Record extracts:
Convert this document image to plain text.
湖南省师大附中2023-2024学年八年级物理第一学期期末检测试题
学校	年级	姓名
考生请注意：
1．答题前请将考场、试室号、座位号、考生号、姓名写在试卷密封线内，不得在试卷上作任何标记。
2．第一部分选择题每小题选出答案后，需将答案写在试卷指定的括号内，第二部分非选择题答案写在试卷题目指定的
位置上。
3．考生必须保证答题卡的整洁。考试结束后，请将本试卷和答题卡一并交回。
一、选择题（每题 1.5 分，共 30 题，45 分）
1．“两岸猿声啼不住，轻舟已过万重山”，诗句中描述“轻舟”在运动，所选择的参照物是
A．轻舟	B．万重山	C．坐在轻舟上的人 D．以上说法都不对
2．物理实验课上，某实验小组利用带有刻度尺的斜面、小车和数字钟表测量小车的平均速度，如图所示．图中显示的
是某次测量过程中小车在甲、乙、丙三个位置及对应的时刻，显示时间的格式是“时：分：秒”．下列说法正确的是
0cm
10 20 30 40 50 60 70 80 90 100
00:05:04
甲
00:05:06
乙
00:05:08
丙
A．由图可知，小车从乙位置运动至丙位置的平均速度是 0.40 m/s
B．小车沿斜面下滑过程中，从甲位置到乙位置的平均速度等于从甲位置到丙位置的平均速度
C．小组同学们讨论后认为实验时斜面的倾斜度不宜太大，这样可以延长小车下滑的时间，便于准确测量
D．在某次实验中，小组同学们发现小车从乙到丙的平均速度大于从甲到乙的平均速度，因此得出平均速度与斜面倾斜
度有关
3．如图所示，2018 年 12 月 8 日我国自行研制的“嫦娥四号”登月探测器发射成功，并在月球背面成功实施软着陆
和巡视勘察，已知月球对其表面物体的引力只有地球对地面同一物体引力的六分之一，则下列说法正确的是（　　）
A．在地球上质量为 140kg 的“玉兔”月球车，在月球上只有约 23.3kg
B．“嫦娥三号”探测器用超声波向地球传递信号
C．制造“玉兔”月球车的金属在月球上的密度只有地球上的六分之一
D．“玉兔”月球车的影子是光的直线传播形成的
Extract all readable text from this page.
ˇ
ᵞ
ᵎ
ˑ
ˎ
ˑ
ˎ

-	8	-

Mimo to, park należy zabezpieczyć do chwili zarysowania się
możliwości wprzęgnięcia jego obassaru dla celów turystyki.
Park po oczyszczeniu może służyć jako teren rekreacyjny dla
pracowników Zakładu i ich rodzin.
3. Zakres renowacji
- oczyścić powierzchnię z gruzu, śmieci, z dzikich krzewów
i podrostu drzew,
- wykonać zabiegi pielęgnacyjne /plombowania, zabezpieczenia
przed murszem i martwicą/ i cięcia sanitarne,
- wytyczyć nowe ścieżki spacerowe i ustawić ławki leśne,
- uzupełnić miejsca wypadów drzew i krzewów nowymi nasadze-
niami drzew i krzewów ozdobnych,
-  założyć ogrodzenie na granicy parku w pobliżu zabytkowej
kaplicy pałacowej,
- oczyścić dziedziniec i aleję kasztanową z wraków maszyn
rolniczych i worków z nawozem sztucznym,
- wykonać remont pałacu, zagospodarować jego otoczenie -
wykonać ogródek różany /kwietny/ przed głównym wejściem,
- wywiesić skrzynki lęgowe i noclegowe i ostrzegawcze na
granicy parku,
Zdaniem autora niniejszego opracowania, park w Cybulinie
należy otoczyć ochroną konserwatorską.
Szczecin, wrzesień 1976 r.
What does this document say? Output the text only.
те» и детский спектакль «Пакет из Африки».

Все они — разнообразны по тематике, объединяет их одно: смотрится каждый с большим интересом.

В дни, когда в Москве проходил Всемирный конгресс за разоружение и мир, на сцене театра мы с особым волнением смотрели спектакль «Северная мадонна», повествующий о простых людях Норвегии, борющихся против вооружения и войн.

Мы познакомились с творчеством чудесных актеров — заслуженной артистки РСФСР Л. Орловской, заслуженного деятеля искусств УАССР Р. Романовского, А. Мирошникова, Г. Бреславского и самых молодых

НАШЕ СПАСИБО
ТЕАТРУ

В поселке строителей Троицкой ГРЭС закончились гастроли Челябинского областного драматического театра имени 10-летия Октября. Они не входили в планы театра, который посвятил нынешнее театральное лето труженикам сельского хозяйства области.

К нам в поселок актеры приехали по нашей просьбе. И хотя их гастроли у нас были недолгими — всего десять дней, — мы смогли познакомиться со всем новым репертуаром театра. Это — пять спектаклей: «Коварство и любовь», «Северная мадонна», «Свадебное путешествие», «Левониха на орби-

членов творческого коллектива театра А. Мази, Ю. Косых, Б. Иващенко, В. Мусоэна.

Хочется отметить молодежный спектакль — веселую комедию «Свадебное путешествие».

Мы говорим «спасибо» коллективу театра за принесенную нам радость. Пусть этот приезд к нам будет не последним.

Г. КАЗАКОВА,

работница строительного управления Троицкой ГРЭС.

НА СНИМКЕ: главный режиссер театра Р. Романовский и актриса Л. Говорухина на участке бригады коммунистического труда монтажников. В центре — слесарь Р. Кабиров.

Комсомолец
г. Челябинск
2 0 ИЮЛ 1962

Task instructions: Output the listing above word for word.

Task response:
Convert this document image to plain text.
湖南省师大附中2023-2024学年八年级物理第一学期期末检测试题
学校	年级	姓名
考生请注意：
1．答题前请将考场、试室号、座位号、考生号、姓名写在试卷密封线内，不得在试卷上作任何标记。
2．第一部分选择题每小题选出答案后，需将答案写在试卷指定的括号内，第二部分非选择题答案写在试卷题目指定的
位置上。
3．考生必须保证答题卡的整洁。考试结束后，请将本试卷和答题卡一并交回。
一、选择题（每题 1.5 分，共 30 题，45 分）
1．“两岸猿声啼不住，轻舟已过万重山”，诗句中描述“轻舟”在运动，所选择的参照物是
A．轻舟	B．万重山	C．坐在轻舟上的人 D．以上说法都不对
2．物理实验课上，某实验小组利用带有刻度尺的斜面、小车和数字钟表测量小车的平均速度，如图所示．图中显示的
是某次测量过程中小车在甲、乙、丙三个位置及对应的时刻，显示时间的格式是“时：分：秒”．下列说法正确的是
0cm
10 20 30 40 50 60 70 80 90 100
00:05:04
甲
00:05:06
乙
00:05:08
丙
A．由图可知，小车从乙位置运动至丙位置的平均速度是 0.40 m/s
B．小车沿斜面下滑过程中，从甲位置到乙位置的平均速度等于从甲位置到丙位置的平均速度
C．小组同学们讨论后认为实验时斜面的倾斜度不宜太大，这样可以延长小车下滑的时间，便于准确测量
D．在某次实验中，小组同学们发现小车从乙到丙的平均速度大于从甲到乙的平均速度，因此得出平均速度与斜面倾斜
度有关
3．如图所示，2018 年 12 月 8 日我国自行研制的“嫦娥四号”登月探测器发射成功，并在月球背面成功实施软着陆
和巡视勘察，已知月球对其表面物体的引力只有地球对地面同一物体引力的六分之一，则下列说法正确的是（　　）
A．在地球上质量为 140kg 的“玉兔”月球车，在月球上只有约 23.3kg
B．“嫦娥三号”探测器用超声波向地球传递信号
C．制造“玉兔”月球车的金属在月球上的密度只有地球上的六分之一
D．“玉兔”月球车的影子是光的直线传播形成的
Extract all readable text from this page.
ˇ
ᵞ
ᵎ
ˑ
ˎ
ˑ
ˎ

-	8	-

Mimo to, park należy zabezpieczyć do chwili zarysowania się
możliwości wprzęgnięcia jego obassaru dla celów turystyki.
Park po oczyszczeniu może służyć jako teren rekreacyjny dla
pracowników Zakładu i ich rodzin.
3. Zakres renowacji
- oczyścić powierzchnię z gruzu, śmieci, z dzikich krzewów
i podrostu drzew,
- wykonać zabiegi pielęgnacyjne /plombowania, zabezpieczenia
przed murszem i martwicą/ i cięcia sanitarne,
- wytyczyć nowe ścieżki spacerowe i ustawić ławki leśne,
- uzupełnić miejsca wypadów drzew i krzewów nowymi nasadze-
niami drzew i krzewów ozdobnych,
-  założyć ogrodzenie na granicy parku w pobliżu zabytkowej
kaplicy pałacowej,
- oczyścić dziedziniec i aleję kasztanową z wraków maszyn
rolniczych i worków z nawozem sztucznym,
- wykonać remont pałacu, zagospodarować jego otoczenie -
wykonać ogródek różany /kwietny/ przed głównym wejściem,
- wywiesić skrzynki lęgowe i noclegowe i ostrzegawcze na
granicy parku,
Zdaniem autora niniejszego opracowania, park w Cybulinie
należy otoczyć ochroną konserwatorską.
Szczecin, wrzesień 1976 r.
What does this document say? Output the text only.
те» и детский спектакль «Пакет из Африки».

Все они — разнообразны по тематике, объединяет их одно: смотрится каждый с большим интересом.

В дни, когда в Москве проходил Всемирный конгресс за разоружение и мир, на сцене театра мы с особым волнением смотрели спектакль «Северная мадонна», повествующий о простых людях Норвегии, борющихся против вооружения и войн.

Мы познакомились с творчеством чудесных актеров — заслуженной артистки РСФСР Л. Орловской, заслуженного деятеля искусств УАССР Р. Романовского, А. Мирошникова, Г. Бреславского и самых молодых

НАШЕ СПАСИБО
ТЕАТРУ

В поселке строителей Троицкой ГРЭС закончились гастроли Челябинского областного драматического театра имени 10-летия Октября. Они не входили в планы театра, который посвятил нынешнее театральное лето труженикам сельского хозяйства области.

К нам в поселок актеры приехали по нашей просьбе. И хотя их гастроли у нас были недолгими — всего десять дней, — мы смогли познакомиться со всем новым репертуаром театра. Это — пять спектаклей: «Коварство и любовь», «Северная мадонна», «Свадебное путешествие», «Левониха на орби-

членов творческого коллектива театра А. Мази, Ю. Косых, Б. Иващенко, В. Мусоэна.

Хочется отметить молодежный спектакль — веселую комедию «Свадебное путешествие».

Мы говорим «спасибо» коллективу театра за принесенную нам радость. Пусть этот приезд к нам будет не последним.

Г. КАЗАКОВА,

работница строительного управления Троицкой ГРЭС.

НА СНИМКЕ: главный режиссер театра Р. Романовский и актриса Л. Говорухина на участке бригады коммунистического труда монтажников. В центре — слесарь Р. Кабиров.

Комсомолец
г. Челябинск
2 0 ИЮЛ 1962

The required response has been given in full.